Leave out the pictures and restate the rest of the data exactly.

---------- RECORDS FOR THIS EXERCISE ----------

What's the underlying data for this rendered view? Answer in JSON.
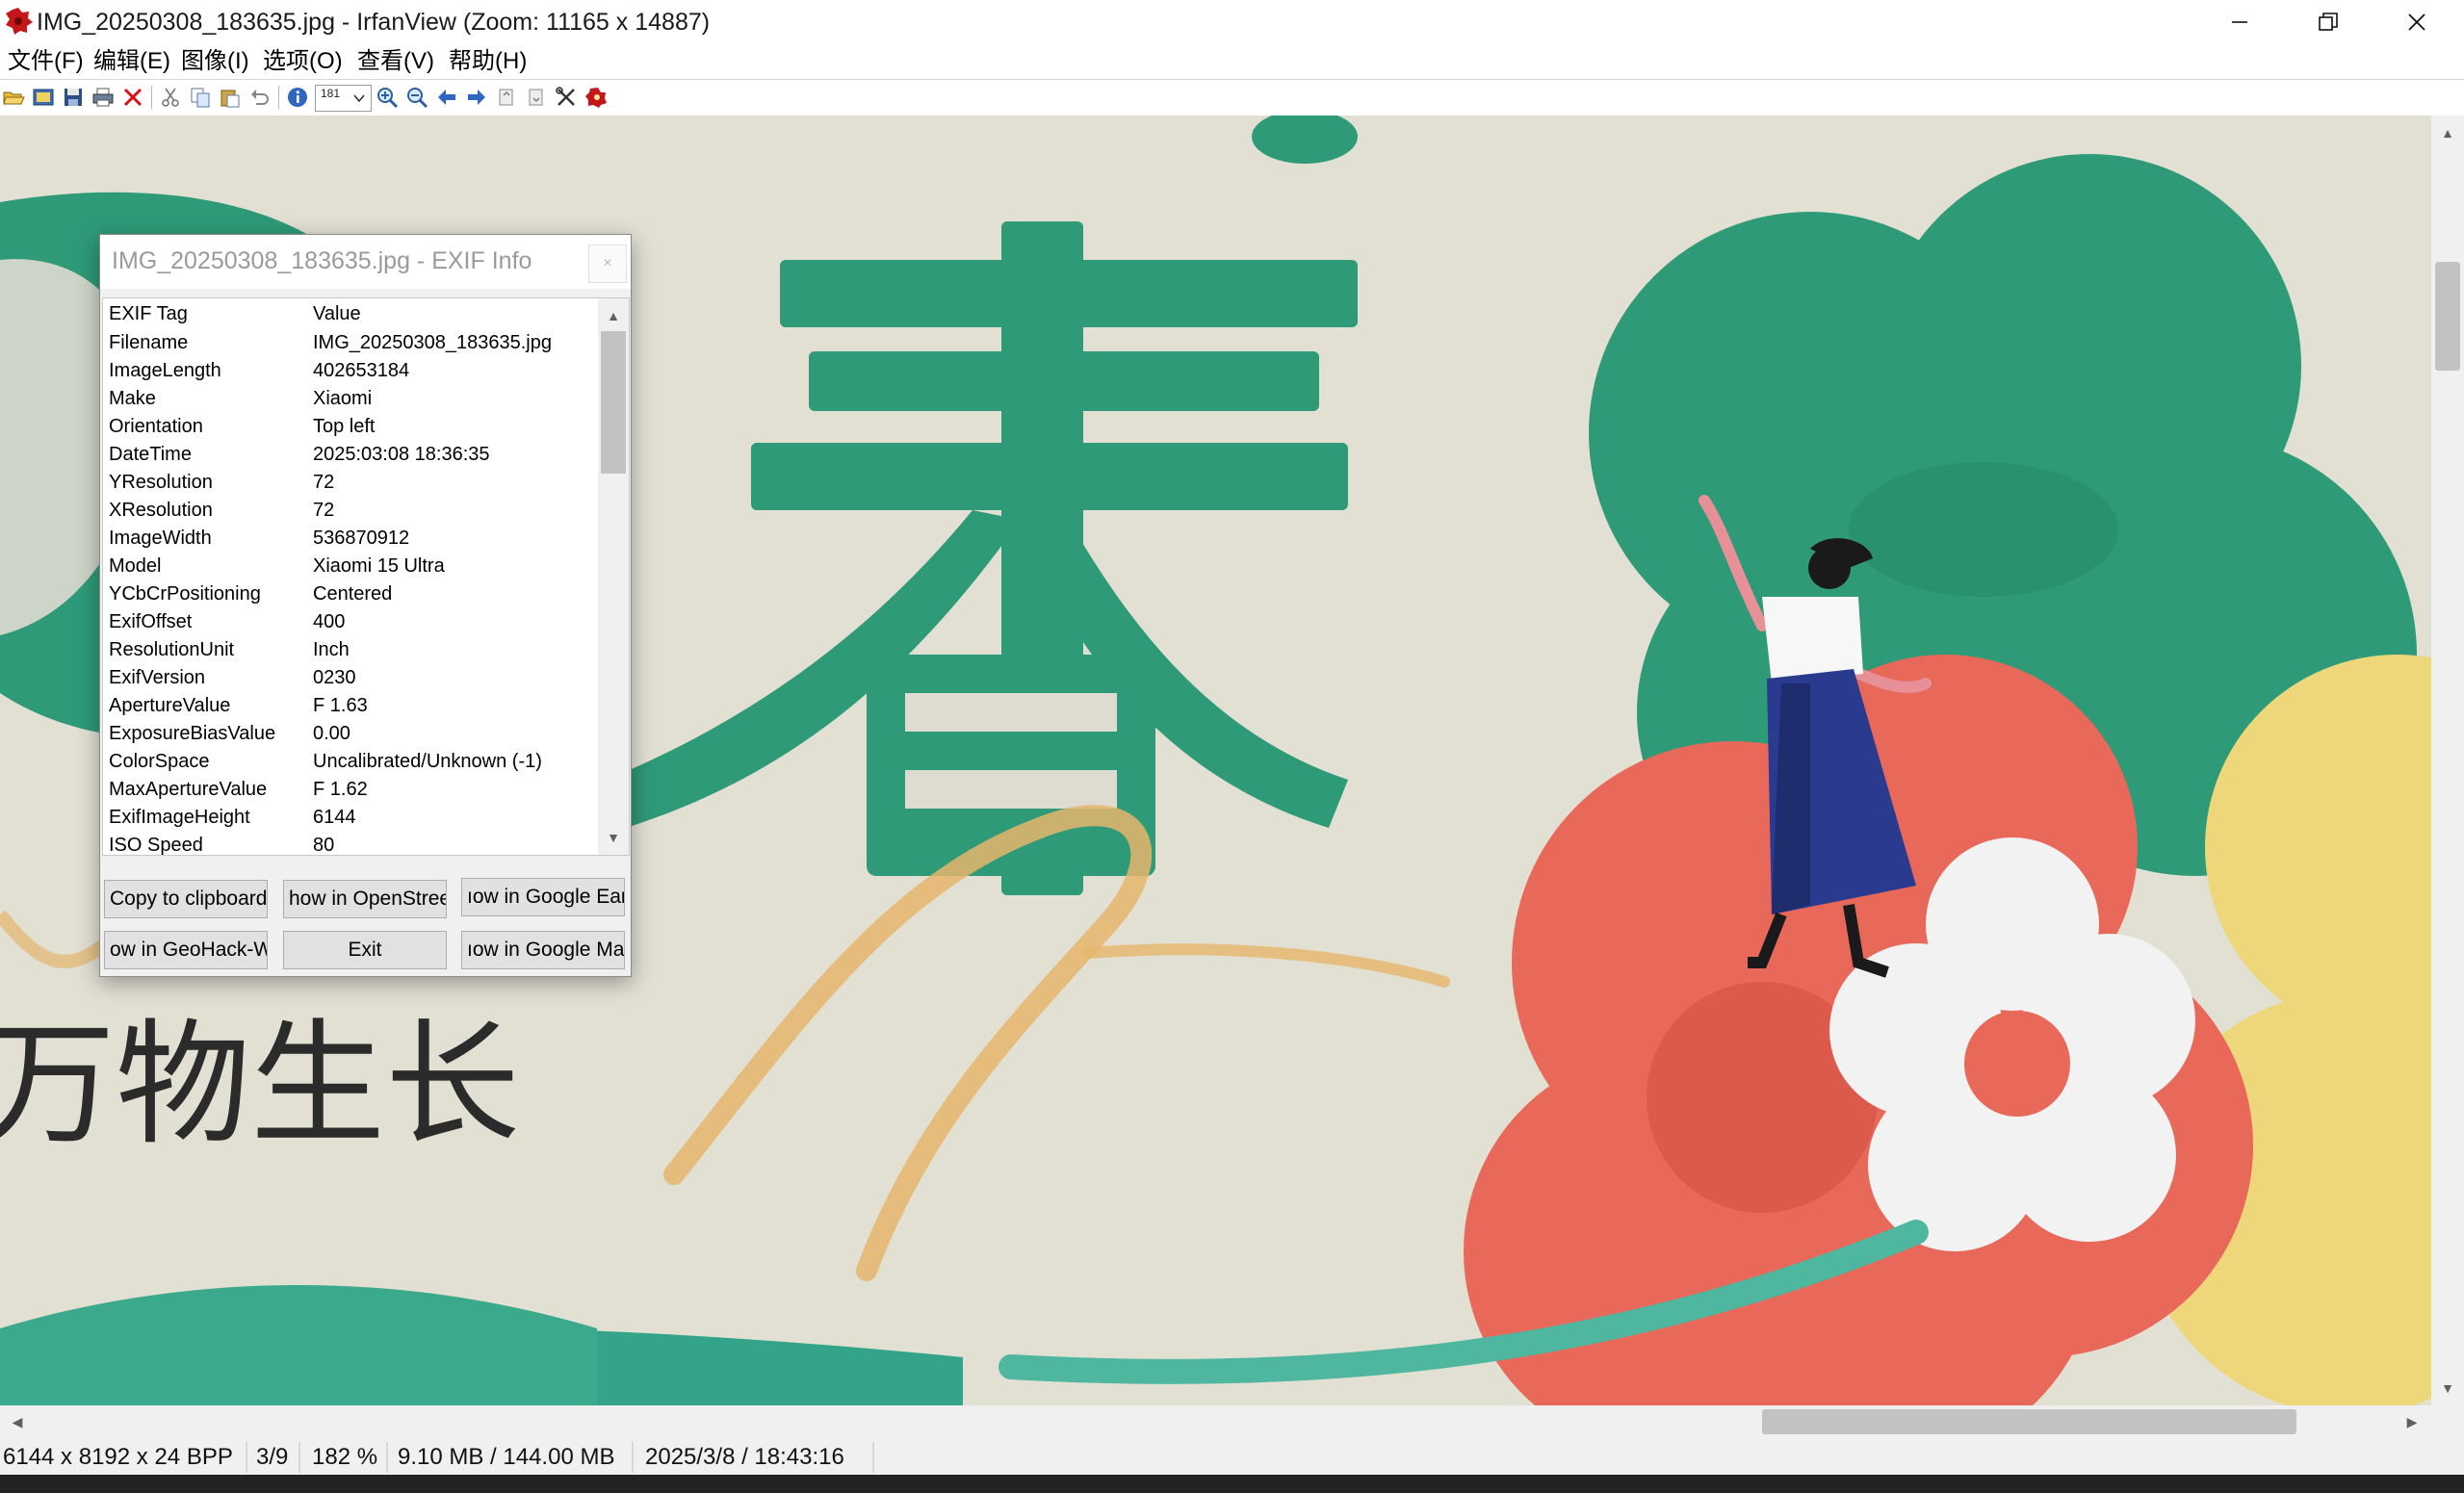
{
  "window": {
    "title": "IMG_20250308_183635.jpg - IrfanView (Zoom: 11165 x 14887)",
    "minimize_icon": "minimize-icon",
    "maximize_icon": "restore-icon",
    "close_icon": "close-icon"
  },
  "menu": {
    "items": [
      "文件(F)",
      "编辑(E)",
      "图像(I)",
      "选项(O)",
      "查看(V)",
      "帮助(H)"
    ]
  },
  "toolbar": {
    "zoom_value": "181",
    "icons": [
      "open-icon",
      "slideshow-icon",
      "save-icon",
      "print-icon",
      "delete-icon",
      "cut-icon",
      "copy-icon",
      "paste-icon",
      "undo-icon",
      "info-icon",
      "zoom-in-icon",
      "zoom-out-icon",
      "previous-icon",
      "next-icon",
      "first-page-icon",
      "last-page-icon",
      "settings-icon",
      "exit-icon"
    ]
  },
  "exif": {
    "title": "IMG_20250308_183635.jpg - EXIF Info",
    "close_glyph": "×",
    "header": {
      "tag": "EXIF Tag",
      "value": "Value"
    },
    "rows": [
      {
        "tag": "Filename",
        "value": "IMG_20250308_183635.jpg"
      },
      {
        "tag": "ImageLength",
        "value": "402653184"
      },
      {
        "tag": "Make",
        "value": "Xiaomi"
      },
      {
        "tag": "Orientation",
        "value": "Top left"
      },
      {
        "tag": "DateTime",
        "value": "2025:03:08 18:36:35"
      },
      {
        "tag": "YResolution",
        "value": "72"
      },
      {
        "tag": "XResolution",
        "value": "72"
      },
      {
        "tag": "ImageWidth",
        "value": "536870912"
      },
      {
        "tag": "Model",
        "value": "Xiaomi 15 Ultra"
      },
      {
        "tag": "YCbCrPositioning",
        "value": "Centered"
      },
      {
        "tag": "ExifOffset",
        "value": "400"
      },
      {
        "tag": "ResolutionUnit",
        "value": "Inch"
      },
      {
        "tag": "ExifVersion",
        "value": "0230"
      },
      {
        "tag": "ApertureValue",
        "value": "F 1.63"
      },
      {
        "tag": "ExposureBiasValue",
        "value": "0.00"
      },
      {
        "tag": "ColorSpace",
        "value": "Uncalibrated/Unknown (-1)"
      },
      {
        "tag": "MaxApertureValue",
        "value": "F 1.62"
      },
      {
        "tag": "ExifImageHeight",
        "value": "6144"
      },
      {
        "tag": "ISO Speed",
        "value": "80"
      }
    ],
    "buttons": {
      "copy": "Copy to clipboard",
      "openstreetmap": "how in OpenStree",
      "google_earth": "ıow in Google Ear",
      "geohack": "ow in GeoHack-W",
      "exit": "Exit",
      "google_maps": "ıow in Google Ma"
    }
  },
  "image": {
    "chinese_text": "万物生长",
    "big_char": "春"
  },
  "status": {
    "dimensions": "6144 x 8192 x 24 BPP",
    "index": "3/9",
    "zoom": "182 %",
    "size": "9.10 MB / 144.00 MB",
    "date": "2025/3/8 / 18:43:16"
  },
  "colors": {
    "teal": "#2e9a78",
    "coral": "#e8685a",
    "yellow": "#eed77a",
    "background": "#dcdcd0",
    "dialog_bg": "#f0f0f0"
  }
}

----------

_ANSWER TO THE EXERCISE_:
What's the underlying data for this rendered view? Answer in JSON.
{
  "window": {
    "title": "IMG_20250308_183635.jpg - IrfanView (Zoom: 11165 x 14887)",
    "minimize_icon": "minimize-icon",
    "maximize_icon": "restore-icon",
    "close_icon": "close-icon"
  },
  "menu": {
    "items": [
      "文件(F)",
      "编辑(E)",
      "图像(I)",
      "选项(O)",
      "查看(V)",
      "帮助(H)"
    ]
  },
  "toolbar": {
    "zoom_value": "181",
    "icons": [
      "open-icon",
      "slideshow-icon",
      "save-icon",
      "print-icon",
      "delete-icon",
      "cut-icon",
      "copy-icon",
      "paste-icon",
      "undo-icon",
      "info-icon",
      "zoom-in-icon",
      "zoom-out-icon",
      "previous-icon",
      "next-icon",
      "first-page-icon",
      "last-page-icon",
      "settings-icon",
      "exit-icon"
    ]
  },
  "exif": {
    "title": "IMG_20250308_183635.jpg - EXIF Info",
    "close_glyph": "×",
    "header": {
      "tag": "EXIF Tag",
      "value": "Value"
    },
    "rows": [
      {
        "tag": "Filename",
        "value": "IMG_20250308_183635.jpg"
      },
      {
        "tag": "ImageLength",
        "value": "402653184"
      },
      {
        "tag": "Make",
        "value": "Xiaomi"
      },
      {
        "tag": "Orientation",
        "value": "Top left"
      },
      {
        "tag": "DateTime",
        "value": "2025:03:08 18:36:35"
      },
      {
        "tag": "YResolution",
        "value": "72"
      },
      {
        "tag": "XResolution",
        "value": "72"
      },
      {
        "tag": "ImageWidth",
        "value": "536870912"
      },
      {
        "tag": "Model",
        "value": "Xiaomi 15 Ultra"
      },
      {
        "tag": "YCbCrPositioning",
        "value": "Centered"
      },
      {
        "tag": "ExifOffset",
        "value": "400"
      },
      {
        "tag": "ResolutionUnit",
        "value": "Inch"
      },
      {
        "tag": "ExifVersion",
        "value": "0230"
      },
      {
        "tag": "ApertureValue",
        "value": "F 1.63"
      },
      {
        "tag": "ExposureBiasValue",
        "value": "0.00"
      },
      {
        "tag": "ColorSpace",
        "value": "Uncalibrated/Unknown (-1)"
      },
      {
        "tag": "MaxApertureValue",
        "value": "F 1.62"
      },
      {
        "tag": "ExifImageHeight",
        "value": "6144"
      },
      {
        "tag": "ISO Speed",
        "value": "80"
      }
    ],
    "buttons": {
      "copy": "Copy to clipboard",
      "openstreetmap": "how in OpenStree",
      "google_earth": "ıow in Google Ear",
      "geohack": "ow in GeoHack-W",
      "exit": "Exit",
      "google_maps": "ıow in Google Ma"
    }
  },
  "image": {
    "chinese_text": "万物生长",
    "big_char": "春"
  },
  "status": {
    "dimensions": "6144 x 8192 x 24 BPP",
    "index": "3/9",
    "zoom": "182 %",
    "size": "9.10 MB / 144.00 MB",
    "date": "2025/3/8 / 18:43:16"
  },
  "colors": {
    "teal": "#2e9a78",
    "coral": "#e8685a",
    "yellow": "#eed77a",
    "background": "#dcdcd0",
    "dialog_bg": "#f0f0f0"
  }
}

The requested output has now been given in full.